#### PODANY TEKST
═══
Zastępca czy następca pierwszej prezes Sądu Najwyższego. Kim jest Józef Iwulski i czy PiS wie, co robi

Status pierwszej prezes Sądu Najwyższego to temat numer jeden ostatnich dni. Obok Małgorzaty Gersdorf pojawiło się nazwisko Józefa Iwulskiego, który ma ją zastąpić. Tak zdecydował też prezydent, tylko że jego kandydat wcale nie myśli tak jak on i PiS. Wydał też oświadczenie.

Zastępca czy następca pierwszej prezes Sądu Najwyższego. Kim jest Józef Iwulski i czy PiS wie, co robi
Źródło zdjęć: © PAP | Paweł Supernak
Anna Kozińska

Ma 66 lat. Od 2016 jest prezesem Izby Pracy, Ubezpieczeń Społecznych i Spraw Publicznych Sądu Najwyższego. Na to stanowisko Józefa Iwulskiego powołał prezydent Andrzej Duda. Teraz ma dla niego kolejną funkcję.

Problem w tym, że dla wielu osób, w tym środowiska sędziowskiego, to miejsce jest zajęte. Dla tych, którzy nie zgadzają się z ustawą Prawa i Sprawiedliwości, Małgorzata Gerdorf jest pierwszą prezes Sądu Najwyższego do 2020 roku. Konstytucja zakłada, że jej kadencja trwa sześć lat.
═══
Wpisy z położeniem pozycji
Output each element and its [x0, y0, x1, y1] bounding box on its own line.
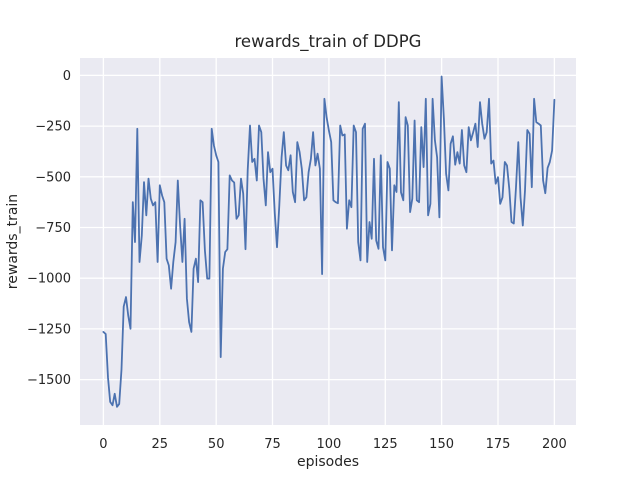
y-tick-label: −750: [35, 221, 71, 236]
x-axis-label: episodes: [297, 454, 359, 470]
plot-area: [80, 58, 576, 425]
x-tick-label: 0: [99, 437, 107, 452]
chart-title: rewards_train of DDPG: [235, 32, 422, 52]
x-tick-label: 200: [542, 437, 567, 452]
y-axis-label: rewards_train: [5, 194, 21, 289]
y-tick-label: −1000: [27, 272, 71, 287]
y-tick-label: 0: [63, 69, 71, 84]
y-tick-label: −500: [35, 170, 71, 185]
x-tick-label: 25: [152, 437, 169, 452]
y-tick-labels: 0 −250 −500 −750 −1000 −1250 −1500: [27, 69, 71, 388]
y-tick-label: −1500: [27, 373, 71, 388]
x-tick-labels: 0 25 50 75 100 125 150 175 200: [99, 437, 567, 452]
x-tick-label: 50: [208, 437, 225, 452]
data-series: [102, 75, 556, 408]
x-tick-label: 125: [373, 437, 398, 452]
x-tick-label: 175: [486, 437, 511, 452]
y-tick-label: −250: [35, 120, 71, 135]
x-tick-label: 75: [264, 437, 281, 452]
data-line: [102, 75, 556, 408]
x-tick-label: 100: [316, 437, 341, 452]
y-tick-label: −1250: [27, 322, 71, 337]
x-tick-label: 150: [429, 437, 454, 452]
═══
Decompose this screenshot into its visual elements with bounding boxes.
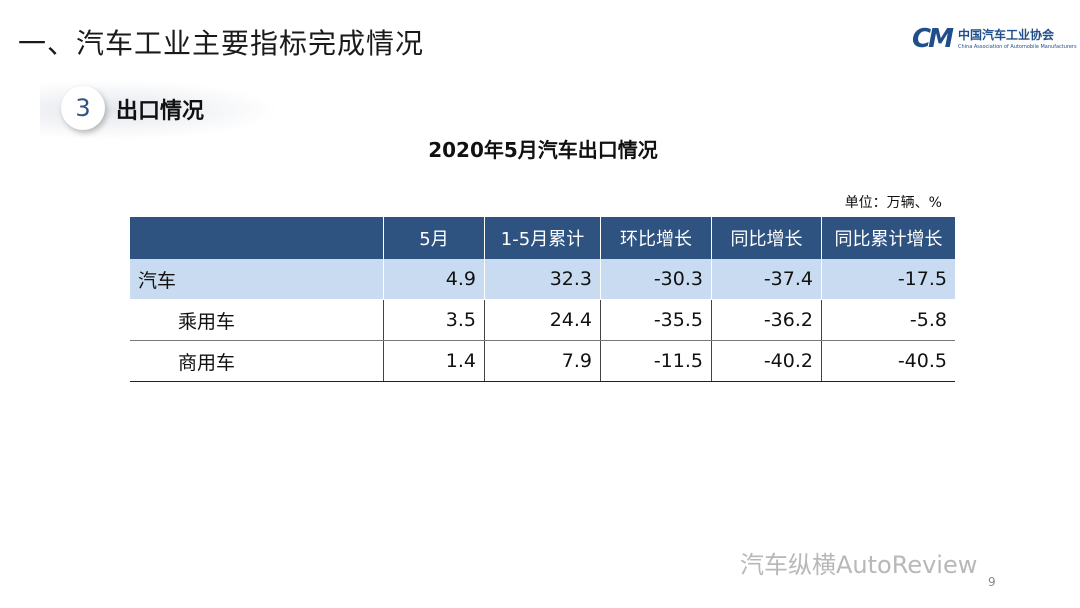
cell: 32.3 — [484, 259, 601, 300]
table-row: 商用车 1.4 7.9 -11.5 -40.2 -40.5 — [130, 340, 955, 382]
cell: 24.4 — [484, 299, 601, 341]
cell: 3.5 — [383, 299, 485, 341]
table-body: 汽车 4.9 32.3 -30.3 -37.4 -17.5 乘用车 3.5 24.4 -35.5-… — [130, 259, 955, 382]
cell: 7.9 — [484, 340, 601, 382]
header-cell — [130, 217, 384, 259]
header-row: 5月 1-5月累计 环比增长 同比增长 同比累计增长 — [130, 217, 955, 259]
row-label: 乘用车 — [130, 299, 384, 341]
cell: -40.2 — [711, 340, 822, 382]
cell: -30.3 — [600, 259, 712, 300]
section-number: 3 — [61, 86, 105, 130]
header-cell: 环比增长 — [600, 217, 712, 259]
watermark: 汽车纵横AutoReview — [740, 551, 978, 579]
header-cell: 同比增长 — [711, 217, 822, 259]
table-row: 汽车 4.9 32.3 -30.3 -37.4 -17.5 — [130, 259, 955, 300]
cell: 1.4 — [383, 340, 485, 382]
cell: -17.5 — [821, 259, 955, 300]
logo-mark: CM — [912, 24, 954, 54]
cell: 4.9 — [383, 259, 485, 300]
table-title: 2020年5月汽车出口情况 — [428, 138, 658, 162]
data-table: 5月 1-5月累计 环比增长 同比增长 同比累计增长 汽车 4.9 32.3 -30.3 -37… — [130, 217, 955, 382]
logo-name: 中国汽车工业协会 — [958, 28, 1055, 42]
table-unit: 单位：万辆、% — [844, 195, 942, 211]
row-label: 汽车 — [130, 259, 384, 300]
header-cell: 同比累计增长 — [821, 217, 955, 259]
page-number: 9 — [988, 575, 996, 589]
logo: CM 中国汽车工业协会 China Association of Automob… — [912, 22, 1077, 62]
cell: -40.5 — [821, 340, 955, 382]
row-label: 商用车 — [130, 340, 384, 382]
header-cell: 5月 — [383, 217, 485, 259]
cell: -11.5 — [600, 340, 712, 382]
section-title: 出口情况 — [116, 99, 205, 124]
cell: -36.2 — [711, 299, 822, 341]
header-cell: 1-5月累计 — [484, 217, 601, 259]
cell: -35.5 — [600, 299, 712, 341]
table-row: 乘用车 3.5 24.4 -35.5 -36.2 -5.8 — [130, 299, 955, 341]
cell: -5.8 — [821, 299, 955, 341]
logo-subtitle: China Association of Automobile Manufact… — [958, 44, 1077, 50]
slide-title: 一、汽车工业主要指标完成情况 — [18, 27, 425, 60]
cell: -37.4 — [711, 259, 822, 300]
═══
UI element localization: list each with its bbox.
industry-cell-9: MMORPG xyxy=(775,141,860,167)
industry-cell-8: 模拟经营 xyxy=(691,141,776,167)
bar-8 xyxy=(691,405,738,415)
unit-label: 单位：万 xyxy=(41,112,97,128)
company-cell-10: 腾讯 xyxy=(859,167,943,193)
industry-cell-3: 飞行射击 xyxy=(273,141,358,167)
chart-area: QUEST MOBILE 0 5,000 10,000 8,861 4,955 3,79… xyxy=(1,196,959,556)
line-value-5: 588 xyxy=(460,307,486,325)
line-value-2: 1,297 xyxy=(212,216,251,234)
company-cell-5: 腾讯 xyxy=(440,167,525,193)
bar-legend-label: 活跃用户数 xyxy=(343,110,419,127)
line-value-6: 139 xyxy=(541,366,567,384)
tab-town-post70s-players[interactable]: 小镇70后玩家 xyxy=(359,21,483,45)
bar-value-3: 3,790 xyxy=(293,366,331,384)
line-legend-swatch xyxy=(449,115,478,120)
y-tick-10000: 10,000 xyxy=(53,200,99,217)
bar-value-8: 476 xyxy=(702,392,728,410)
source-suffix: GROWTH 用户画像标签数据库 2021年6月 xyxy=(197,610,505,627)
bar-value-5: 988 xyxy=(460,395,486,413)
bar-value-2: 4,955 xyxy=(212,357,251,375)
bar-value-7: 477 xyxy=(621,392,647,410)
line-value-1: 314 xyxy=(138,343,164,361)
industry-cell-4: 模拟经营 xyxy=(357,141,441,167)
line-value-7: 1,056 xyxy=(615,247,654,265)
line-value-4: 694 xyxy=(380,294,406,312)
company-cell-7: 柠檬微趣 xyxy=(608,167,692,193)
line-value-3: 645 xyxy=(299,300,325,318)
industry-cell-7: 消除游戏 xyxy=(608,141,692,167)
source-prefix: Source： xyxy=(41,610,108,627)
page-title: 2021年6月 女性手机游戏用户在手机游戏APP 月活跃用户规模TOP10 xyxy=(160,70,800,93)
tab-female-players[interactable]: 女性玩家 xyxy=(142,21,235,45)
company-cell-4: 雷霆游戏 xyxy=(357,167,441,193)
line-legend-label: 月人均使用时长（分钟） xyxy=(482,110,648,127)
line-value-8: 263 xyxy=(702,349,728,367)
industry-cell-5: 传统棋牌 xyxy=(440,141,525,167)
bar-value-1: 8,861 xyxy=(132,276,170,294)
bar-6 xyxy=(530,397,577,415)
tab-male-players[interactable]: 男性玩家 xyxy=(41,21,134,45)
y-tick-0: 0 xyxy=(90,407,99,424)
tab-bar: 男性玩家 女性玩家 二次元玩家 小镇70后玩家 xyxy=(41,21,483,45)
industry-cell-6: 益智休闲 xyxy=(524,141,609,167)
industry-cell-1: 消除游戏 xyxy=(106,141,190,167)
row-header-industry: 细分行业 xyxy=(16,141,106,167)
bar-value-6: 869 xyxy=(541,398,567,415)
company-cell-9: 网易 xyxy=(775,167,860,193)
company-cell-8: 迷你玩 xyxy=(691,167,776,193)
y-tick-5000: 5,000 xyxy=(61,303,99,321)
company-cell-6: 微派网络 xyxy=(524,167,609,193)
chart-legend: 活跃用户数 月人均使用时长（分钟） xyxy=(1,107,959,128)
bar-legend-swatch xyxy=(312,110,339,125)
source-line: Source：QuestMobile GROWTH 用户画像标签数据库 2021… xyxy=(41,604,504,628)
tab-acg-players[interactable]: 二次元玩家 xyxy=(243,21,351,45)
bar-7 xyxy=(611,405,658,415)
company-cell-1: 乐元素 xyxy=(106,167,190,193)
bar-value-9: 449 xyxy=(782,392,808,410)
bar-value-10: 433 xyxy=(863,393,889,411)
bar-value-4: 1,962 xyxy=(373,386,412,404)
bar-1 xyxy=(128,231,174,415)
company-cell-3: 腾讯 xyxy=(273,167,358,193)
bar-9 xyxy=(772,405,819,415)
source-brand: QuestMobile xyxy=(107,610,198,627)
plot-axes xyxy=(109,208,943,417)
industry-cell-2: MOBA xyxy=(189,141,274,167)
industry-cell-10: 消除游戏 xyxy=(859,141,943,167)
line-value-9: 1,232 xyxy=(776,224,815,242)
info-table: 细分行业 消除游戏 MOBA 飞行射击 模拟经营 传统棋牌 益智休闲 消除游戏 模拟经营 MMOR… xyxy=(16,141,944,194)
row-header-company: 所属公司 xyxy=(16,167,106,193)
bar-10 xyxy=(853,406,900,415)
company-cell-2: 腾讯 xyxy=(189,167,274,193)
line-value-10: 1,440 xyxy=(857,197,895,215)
═══
Przytocz ponownie w całości podany wyżej tekst o Józefie Iwulskim, niczego w nim nie zmieniając.

#### WYNIK ZADANIA
Zastępca czy następca pierwszej prezes Sądu Najwyższego. Kim jest Józef Iwulski i czy PiS wie, co robi

Status pierwszej prezes Sądu Najwyższego to temat numer jeden ostatnich dni. Obok Małgorzaty Gersdorf pojawiło się nazwisko Józefa Iwulskiego, który ma ją zastąpić. Tak zdecydował też prezydent, tylko że jego kandydat wcale nie myśli tak jak on i PiS. Wydał też oświadczenie.

Zastępca czy następca pierwszej prezes Sądu Najwyższego. Kim jest Józef Iwulski i czy PiS wie, co robi
Źródło zdjęć: © PAP | Paweł Supernak
Anna Kozińska

Ma 66 lat. Od 2016 jest prezesem Izby Pracy, Ubezpieczeń Społecznych i Spraw Publicznych Sądu Najwyższego. Na to stanowisko Józefa Iwulskiego powołał prezydent Andrzej Duda. Teraz ma dla niego kolejną funkcję.

Problem w tym, że dla wielu osób, w tym środowiska sędziowskiego, to miejsce jest zajęte. Dla tych, którzy nie zgadzają się z ustawą Prawa i Sprawiedliwości, Małgorzata Gerdorf jest pierwszą prezes Sądu Najwyższego do 2020 roku. Konstytucja zakłada, że jej kadencja trwa sześć lat.